(Lines of data)
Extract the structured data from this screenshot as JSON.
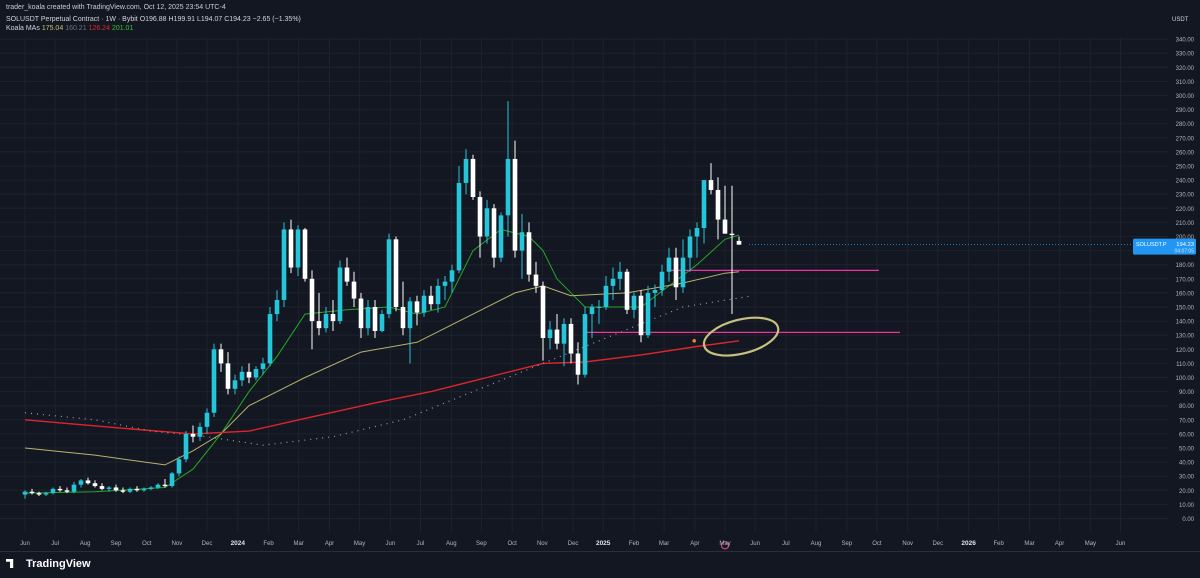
{
  "header": {
    "credit": "trader_koala created with TradingView.com, Oct 12, 2025 23:54 UTC-4",
    "symbol_line": "SOLUSDT Perpetual Contract · 1W · Bybit",
    "ohlc": {
      "o": "O196.88",
      "h": "H199.91",
      "l": "L194.07",
      "c": "C194.23",
      "chg": "−2.65 (−1.35%)"
    },
    "ma_label": "Koala MAs",
    "ma_values": [
      "175.04",
      "160.21",
      "126.24",
      "201.01"
    ]
  },
  "axis_unit": "USDT",
  "price_tag": {
    "symbol": "SOLUSDT.P",
    "price": "194.23",
    "timer": "04:07:05"
  },
  "footer": {
    "brand": "TradingView"
  },
  "colors": {
    "bg": "#131722",
    "grid": "#1e222d",
    "up": "#26c6da",
    "down": "#ffffff",
    "ma_fast": "#26a626",
    "ma_mid": "#b8b46a",
    "ma_slow": "#e0242c",
    "ma_dotted": "#9aa0ac",
    "level": "#f032a0",
    "circle": "#c8c080",
    "tag": "#2196f3"
  },
  "chart_data": {
    "type": "candlestick",
    "ylim": [
      -10,
      350
    ],
    "y_ticks": [
      "0.00",
      "10.00",
      "20.00",
      "30.00",
      "40.00",
      "50.00",
      "60.00",
      "70.00",
      "80.00",
      "90.00",
      "100.00",
      "110.00",
      "120.00",
      "130.00",
      "140.00",
      "150.00",
      "160.00",
      "170.00",
      "180.00",
      "190.00",
      "200.00",
      "210.00",
      "220.00",
      "230.00",
      "240.00",
      "250.00",
      "260.00",
      "270.00",
      "280.00",
      "290.00",
      "300.00",
      "310.00",
      "320.00",
      "330.00",
      "340.00"
    ],
    "y_tick_values": [
      0,
      10,
      20,
      30,
      40,
      50,
      60,
      70,
      80,
      90,
      100,
      110,
      120,
      130,
      140,
      150,
      160,
      170,
      180,
      190,
      200,
      210,
      220,
      230,
      240,
      250,
      260,
      270,
      280,
      290,
      300,
      310,
      320,
      330,
      340
    ],
    "x_labels": [
      "Jun",
      "Jul",
      "Aug",
      "Sep",
      "Oct",
      "Nov",
      "Dec",
      "2024",
      "Feb",
      "Mar",
      "Apr",
      "May",
      "Jun",
      "Jul",
      "Aug",
      "Sep",
      "Oct",
      "Nov",
      "Dec",
      "2025",
      "Feb",
      "Mar",
      "Apr",
      "May",
      "Jun",
      "Jul",
      "Aug",
      "Sep",
      "Oct",
      "Nov",
      "Dec",
      "2026",
      "Feb",
      "Mar",
      "Apr",
      "May",
      "Jun"
    ],
    "x_label_weeks": [
      0,
      4.3,
      8.6,
      13,
      17.4,
      21.7,
      26,
      30.4,
      34.8,
      39.1,
      43.5,
      47.8,
      52.2,
      56.5,
      60.9,
      65.2,
      69.6,
      73.9,
      78.3,
      82.6,
      87,
      91.3,
      95.7,
      100,
      104.3,
      108.7,
      113,
      117.4,
      121.7,
      126.1,
      130.4,
      134.8,
      139.1,
      143.5,
      147.8,
      152.2,
      156.5
    ],
    "series": [
      {
        "name": "SOLUSDT.P",
        "candles": [
          [
            17,
            20,
            14,
            19
          ],
          [
            19,
            21,
            17,
            18
          ],
          [
            18,
            19,
            16,
            17
          ],
          [
            17,
            19,
            16,
            18
          ],
          [
            18,
            22,
            17,
            21
          ],
          [
            21,
            23,
            19,
            20
          ],
          [
            20,
            22,
            18,
            19
          ],
          [
            19,
            26,
            18,
            24
          ],
          [
            24,
            28,
            22,
            27
          ],
          [
            27,
            29,
            24,
            25
          ],
          [
            25,
            27,
            22,
            23
          ],
          [
            23,
            25,
            20,
            21
          ],
          [
            21,
            23,
            19,
            22
          ],
          [
            22,
            24,
            19,
            20
          ],
          [
            20,
            22,
            18,
            19
          ],
          [
            19,
            22,
            18,
            21
          ],
          [
            21,
            23,
            19,
            20
          ],
          [
            20,
            22,
            19,
            21
          ],
          [
            21,
            23,
            20,
            22
          ],
          [
            22,
            25,
            21,
            24
          ],
          [
            24,
            28,
            22,
            23
          ],
          [
            23,
            33,
            22,
            32
          ],
          [
            32,
            44,
            30,
            42
          ],
          [
            42,
            62,
            40,
            60
          ],
          [
            60,
            66,
            54,
            58
          ],
          [
            58,
            68,
            55,
            65
          ],
          [
            65,
            78,
            60,
            75
          ],
          [
            75,
            124,
            72,
            120
          ],
          [
            120,
            124,
            104,
            110
          ],
          [
            110,
            118,
            88,
            92
          ],
          [
            92,
            102,
            88,
            98
          ],
          [
            98,
            108,
            94,
            104
          ],
          [
            104,
            110,
            96,
            100
          ],
          [
            100,
            108,
            98,
            106
          ],
          [
            106,
            114,
            102,
            110
          ],
          [
            110,
            150,
            108,
            145
          ],
          [
            145,
            162,
            140,
            155
          ],
          [
            155,
            210,
            150,
            205
          ],
          [
            205,
            212,
            174,
            178
          ],
          [
            178,
            208,
            172,
            205
          ],
          [
            205,
            206,
            168,
            170
          ],
          [
            170,
            176,
            120,
            140
          ],
          [
            140,
            160,
            130,
            135
          ],
          [
            135,
            150,
            132,
            145
          ],
          [
            145,
            155,
            133,
            140
          ],
          [
            140,
            183,
            138,
            178
          ],
          [
            178,
            185,
            165,
            168
          ],
          [
            168,
            175,
            150,
            156
          ],
          [
            156,
            160,
            128,
            135
          ],
          [
            135,
            155,
            130,
            150
          ],
          [
            150,
            155,
            128,
            133
          ],
          [
            133,
            148,
            132,
            145
          ],
          [
            145,
            202,
            142,
            198
          ],
          [
            198,
            200,
            147,
            150
          ],
          [
            150,
            168,
            130,
            135
          ],
          [
            135,
            157,
            110,
            154
          ],
          [
            154,
            158,
            137,
            146
          ],
          [
            146,
            162,
            143,
            158
          ],
          [
            158,
            165,
            148,
            152
          ],
          [
            152,
            170,
            146,
            165
          ],
          [
            165,
            172,
            155,
            168
          ],
          [
            168,
            180,
            160,
            176
          ],
          [
            176,
            250,
            174,
            238
          ],
          [
            238,
            262,
            230,
            255
          ],
          [
            255,
            258,
            226,
            228
          ],
          [
            228,
            232,
            185,
            200
          ],
          [
            200,
            226,
            195,
            220
          ],
          [
            220,
            223,
            178,
            185
          ],
          [
            185,
            217,
            182,
            215
          ],
          [
            215,
            296,
            200,
            255
          ],
          [
            255,
            268,
            185,
            190
          ],
          [
            190,
            216,
            170,
            203
          ],
          [
            203,
            210,
            168,
            173
          ],
          [
            173,
            182,
            160,
            165
          ],
          [
            165,
            168,
            112,
            128
          ],
          [
            128,
            140,
            120,
            134
          ],
          [
            134,
            145,
            120,
            124
          ],
          [
            124,
            142,
            108,
            138
          ],
          [
            138,
            142,
            110,
            117
          ],
          [
            117,
            125,
            95,
            102
          ],
          [
            102,
            150,
            100,
            145
          ],
          [
            145,
            152,
            128,
            150
          ],
          [
            150,
            155,
            138,
            150
          ],
          [
            150,
            172,
            148,
            165
          ],
          [
            165,
            178,
            155,
            170
          ],
          [
            170,
            182,
            162,
            175
          ],
          [
            175,
            177,
            145,
            148
          ],
          [
            148,
            160,
            142,
            158
          ],
          [
            158,
            162,
            125,
            130
          ],
          [
            130,
            165,
            128,
            160
          ],
          [
            160,
            166,
            150,
            162
          ],
          [
            162,
            180,
            158,
            175
          ],
          [
            175,
            192,
            168,
            185
          ],
          [
            185,
            192,
            155,
            164
          ],
          [
            164,
            198,
            160,
            185
          ],
          [
            185,
            205,
            175,
            200
          ],
          [
            200,
            210,
            185,
            206
          ],
          [
            206,
            240,
            195,
            240
          ],
          [
            240,
            252,
            230,
            233
          ],
          [
            233,
            242,
            198,
            212
          ],
          [
            212,
            236,
            205,
            202
          ],
          [
            202,
            236,
            145,
            201
          ],
          [
            196.88,
            199.91,
            194.07,
            194.23
          ]
        ]
      }
    ],
    "moving_averages": [
      {
        "name": "MA fast",
        "color": "#26a626",
        "values": [
          [
            0,
            18
          ],
          [
            10,
            19
          ],
          [
            20,
            22
          ],
          [
            24,
            35
          ],
          [
            28,
            60
          ],
          [
            32,
            90
          ],
          [
            36,
            115
          ],
          [
            40,
            145
          ],
          [
            46,
            148
          ],
          [
            52,
            150
          ],
          [
            56,
            145
          ],
          [
            60,
            150
          ],
          [
            64,
            190
          ],
          [
            68,
            205
          ],
          [
            72,
            200
          ],
          [
            74,
            190
          ],
          [
            76,
            170
          ],
          [
            80,
            150
          ],
          [
            84,
            150
          ],
          [
            88,
            150
          ],
          [
            92,
            165
          ],
          [
            96,
            180
          ],
          [
            100,
            198
          ],
          [
            102,
            201
          ]
        ]
      },
      {
        "name": "MA mid",
        "color": "#b8b46a",
        "values": [
          [
            0,
            50
          ],
          [
            10,
            45
          ],
          [
            20,
            38
          ],
          [
            24,
            48
          ],
          [
            28,
            60
          ],
          [
            32,
            80
          ],
          [
            40,
            100
          ],
          [
            48,
            118
          ],
          [
            56,
            125
          ],
          [
            64,
            145
          ],
          [
            70,
            160
          ],
          [
            74,
            165
          ],
          [
            78,
            158
          ],
          [
            86,
            160
          ],
          [
            94,
            167
          ],
          [
            100,
            174
          ],
          [
            102,
            175
          ]
        ]
      },
      {
        "name": "MA slow",
        "color": "#e0242c",
        "values": [
          [
            0,
            70
          ],
          [
            14,
            64
          ],
          [
            24,
            60
          ],
          [
            32,
            62
          ],
          [
            40,
            71
          ],
          [
            50,
            82
          ],
          [
            58,
            90
          ],
          [
            66,
            100
          ],
          [
            74,
            110
          ],
          [
            80,
            111
          ],
          [
            88,
            116
          ],
          [
            96,
            122
          ],
          [
            102,
            126
          ]
        ]
      },
      {
        "name": "MA dotted",
        "color": "#9aa0ac",
        "values": [
          [
            0,
            75
          ],
          [
            10,
            70
          ],
          [
            18,
            62
          ],
          [
            26,
            58
          ],
          [
            34,
            52
          ],
          [
            44,
            58
          ],
          [
            54,
            70
          ],
          [
            64,
            90
          ],
          [
            74,
            110
          ],
          [
            84,
            130
          ],
          [
            94,
            150
          ],
          [
            104,
            158
          ]
        ]
      }
    ],
    "levels": [
      {
        "name": "level 176",
        "value": 176,
        "from_week": 92,
        "to_week": 122
      },
      {
        "name": "level 132",
        "value": 132,
        "from_week": 80,
        "to_week": 125
      }
    ],
    "last_price": 194.23,
    "grid": true
  }
}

**Exercise brief:** Reply with one number: the count of lines in the entries that include the word "SOLUSDT".

**Response to the task:** 3